Problem requirements: From the listing below, extract every line containing "encrypted".

Available records:
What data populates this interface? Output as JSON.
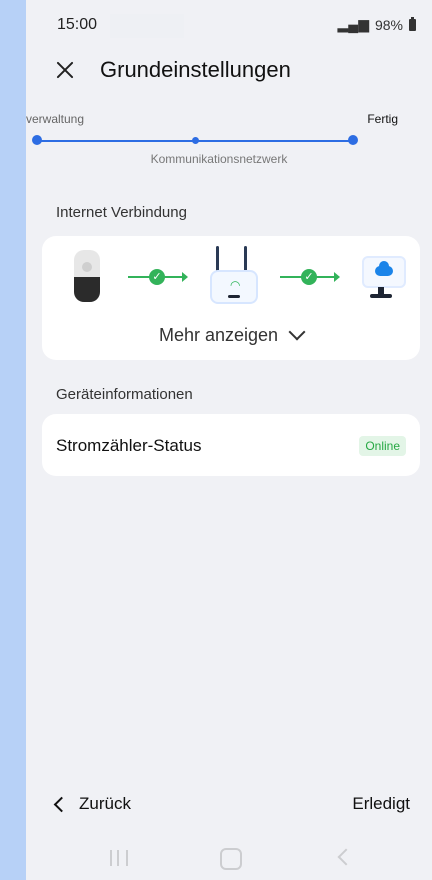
{
  "status": {
    "time": "15:00",
    "battery": "98%"
  },
  "header": {
    "title": "Grundeinstellungen"
  },
  "stepper": {
    "left_label": "verwaltung",
    "right_label": "Fertig",
    "middle_label": "Kommunikationsnetzwerk"
  },
  "connection": {
    "section_title": "Internet Verbindung",
    "more_label": "Mehr anzeigen",
    "check_symbol": "✓"
  },
  "device_info": {
    "section_title": "Geräteinformationen",
    "meter_status_label": "Stromzähler-Status",
    "meter_status_badge": "Online"
  },
  "footer": {
    "back_label": "Zurück",
    "done_label": "Erledigt"
  },
  "icons": {
    "close": "close-icon",
    "meter": "meter-icon",
    "router": "router-icon",
    "cloud": "cloud-icon",
    "chevron_down": "chevron-down-icon",
    "chevron_left": "chevron-left-icon"
  },
  "colors": {
    "accent": "#2d6de3",
    "success": "#33b35a",
    "background": "#f0f1f5"
  }
}
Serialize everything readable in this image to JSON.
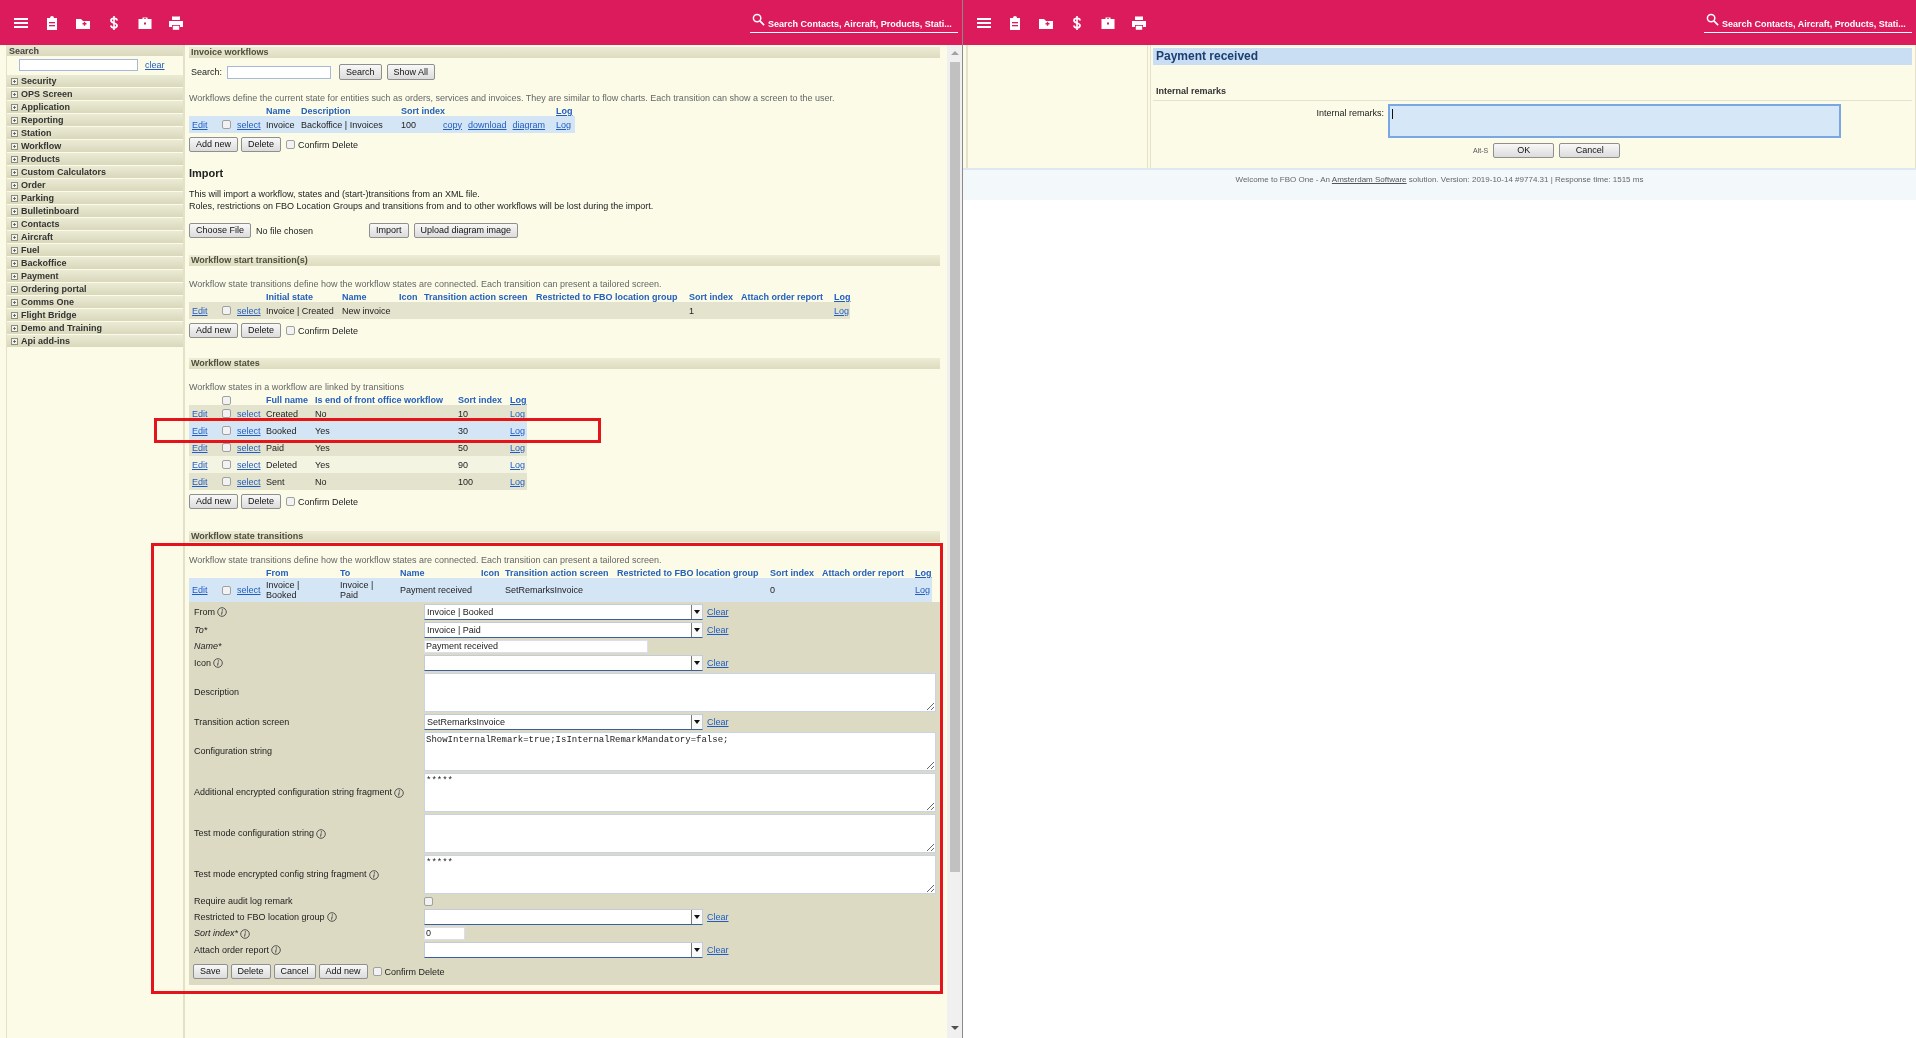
{
  "left_pane": {
    "header": {
      "search_placeholder": "Search Contacts, Aircraft, Products, Stati..."
    },
    "sidebar": {
      "title": "Search",
      "clear_link": "clear",
      "items": [
        "Security",
        "OPS Screen",
        "Application",
        "Reporting",
        "Station",
        "Workflow",
        "Products",
        "Custom Calculators",
        "Order",
        "Parking",
        "Bulletinboard",
        "Contacts",
        "Aircraft",
        "Fuel",
        "Backoffice",
        "Payment",
        "Ordering portal",
        "Comms One",
        "Flight Bridge",
        "Demo and Training",
        "Api add-ins"
      ]
    },
    "workflows": {
      "title": "Invoice workflows",
      "search_label": "Search:",
      "buttons": [
        "Search",
        "Show All"
      ],
      "description": "Workflows define the current state for entities such as orders, services and invoices. They are similar to flow charts. Each transition can show a screen to the user.",
      "table": {
        "columns": [
          "Name",
          "Description",
          "Sort index"
        ],
        "log_header": "Log",
        "rows": [
          {
            "edit": "Edit",
            "checked": false,
            "select": "select",
            "cells": [
              "Invoice",
              "Backoffice | Invoices",
              "100"
            ],
            "links": [
              "copy",
              "download",
              "diagram"
            ],
            "log": "Log",
            "selected": true
          }
        ]
      },
      "actions": {
        "buttons": [
          "Add new",
          "Delete"
        ],
        "confirm": "Confirm Delete",
        "checked": false
      }
    },
    "import": {
      "title": "Import",
      "lines": [
        "This will import a workflow, states and (start-)transitions from an XML file.",
        "Roles, restrictions on FBO Location Groups and transitions from and to other workflows will be lost during the import."
      ],
      "file_button": "Choose File",
      "file_status": "No file chosen",
      "buttons": [
        "Import",
        "Upload diagram image"
      ]
    },
    "start_transitions": {
      "title": "Workflow start transition(s)",
      "description": "Workflow state transitions define how the workflow states are connected. Each transition can present a tailored screen.",
      "table": {
        "columns": [
          "Initial state",
          "Name",
          "Icon",
          "Transition action screen",
          "Restricted to FBO location group",
          "Sort index",
          "Attach order report"
        ],
        "log_header": "Log",
        "rows": [
          {
            "edit": "Edit",
            "checked": false,
            "select": "select",
            "cells": [
              "Invoice | Created",
              "New invoice",
              null,
              null,
              null,
              "1",
              null
            ],
            "log": "Log",
            "selected": false
          }
        ]
      },
      "actions": {
        "buttons": [
          "Add new",
          "Delete"
        ],
        "confirm": "Confirm Delete",
        "checked": false
      }
    },
    "states": {
      "title": "Workflow states",
      "description": "Workflow states in a workflow are linked by transitions",
      "table": {
        "header_checkbox": {
          "checked": false
        },
        "columns": [
          "Full name",
          "Is end of front office workflow",
          "Sort index"
        ],
        "log_header": "Log",
        "rows": [
          {
            "edit": "Edit",
            "checked": false,
            "select": "select",
            "cells": [
              "Created",
              "No",
              "10"
            ],
            "log": "Log",
            "selected": false,
            "highlighted": false
          },
          {
            "edit": "Edit",
            "checked": false,
            "select": "select",
            "cells": [
              "Booked",
              "Yes",
              "30"
            ],
            "log": "Log",
            "selected": true,
            "highlighted": true
          },
          {
            "edit": "Edit",
            "checked": false,
            "select": "select",
            "cells": [
              "Paid",
              "Yes",
              "50"
            ],
            "log": "Log",
            "selected": false,
            "highlighted": false
          },
          {
            "edit": "Edit",
            "checked": false,
            "select": "select",
            "cells": [
              "Deleted",
              "Yes",
              "90"
            ],
            "log": "Log",
            "selected": false,
            "highlighted": false
          },
          {
            "edit": "Edit",
            "checked": false,
            "select": "select",
            "cells": [
              "Sent",
              "No",
              "100"
            ],
            "log": "Log",
            "selected": false,
            "highlighted": false
          }
        ]
      },
      "actions": {
        "buttons": [
          "Add new",
          "Delete"
        ],
        "confirm": "Confirm Delete",
        "checked": false
      }
    },
    "transitions": {
      "title": "Workflow state transitions",
      "highlighted": true,
      "description": "Workflow state transitions define how the workflow states are connected. Each transition can present a tailored screen.",
      "table": {
        "columns": [
          "From",
          "To",
          "Name",
          "Icon",
          "Transition action screen",
          "Restricted to FBO location group",
          "Sort index",
          "Attach order report"
        ],
        "log_header": "Log",
        "rows": [
          {
            "edit": "Edit",
            "checked": false,
            "select": "select",
            "cells": [
              "Invoice | Booked",
              "Invoice | Paid",
              "Payment received",
              null,
              "SetRemarksInvoice",
              null,
              "0",
              null
            ],
            "log": "Log",
            "selected": true
          }
        ]
      },
      "form": {
        "fields": [
          {
            "kind": "select",
            "label": "From",
            "info": true,
            "required": false,
            "value": "Invoice | Booked",
            "clear": "Clear"
          },
          {
            "kind": "select",
            "label": "To*",
            "info": false,
            "required": true,
            "value": "Invoice | Paid",
            "clear": "Clear"
          },
          {
            "kind": "input",
            "label": "Name*",
            "info": false,
            "required": true,
            "value": "Payment received"
          },
          {
            "kind": "select",
            "label": "Icon",
            "info": true,
            "required": false,
            "clear": "Clear"
          },
          {
            "kind": "textarea",
            "label": "Description",
            "info": false,
            "required": false
          },
          {
            "kind": "select",
            "label": "Transition action screen",
            "info": false,
            "required": false,
            "value": "SetRemarksInvoice",
            "clear": "Clear"
          },
          {
            "kind": "textarea",
            "label": "Configuration string",
            "info": false,
            "required": false,
            "value": "ShowInternalRemark=true;IsInternalRemarkMandatory=false;"
          },
          {
            "kind": "textarea",
            "label": "Additional encrypted configuration string fragment",
            "info": true,
            "required": false,
            "value": "*****"
          },
          {
            "kind": "textarea",
            "label": "Test mode configuration string",
            "info": true,
            "required": false
          },
          {
            "kind": "textarea",
            "label": "Test mode encrypted config string fragment",
            "info": true,
            "required": false,
            "value": "*****"
          },
          {
            "kind": "checkbox",
            "label": "Require audit log remark",
            "info": false,
            "required": false,
            "checked": false
          },
          {
            "kind": "select",
            "label": "Restricted to FBO location group",
            "info": true,
            "required": false,
            "clear": "Clear"
          },
          {
            "kind": "number",
            "label": "Sort index*",
            "info": true,
            "required": true,
            "value": "0"
          },
          {
            "kind": "select",
            "label": "Attach order report",
            "info": true,
            "required": false,
            "clear": "Clear"
          }
        ],
        "buttons": [
          "Save",
          "Delete",
          "Cancel",
          "Add new"
        ],
        "confirm": "Confirm Delete",
        "checked": false
      }
    }
  },
  "right_pane": {
    "header": {
      "search_placeholder": "Search Contacts, Aircraft, Products, Stati..."
    },
    "dialog": {
      "title": "Payment received",
      "section": "Internal remarks",
      "field_label": "Internal remarks:",
      "field_focused": true,
      "shortcut": "Alt-S",
      "buttons": [
        "OK",
        "Cancel"
      ]
    },
    "footer": {
      "text_before": "Welcome to FBO One - An ",
      "link": "Amsterdam Software",
      "text_after": " solution. Version: 2019-10-14 #9774.31 | Response time: 1515 ms"
    }
  }
}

Solved exercise:
            "label": "Additional encrypted configuration string fragment",
            "label": "Test mode encrypted config string fragment",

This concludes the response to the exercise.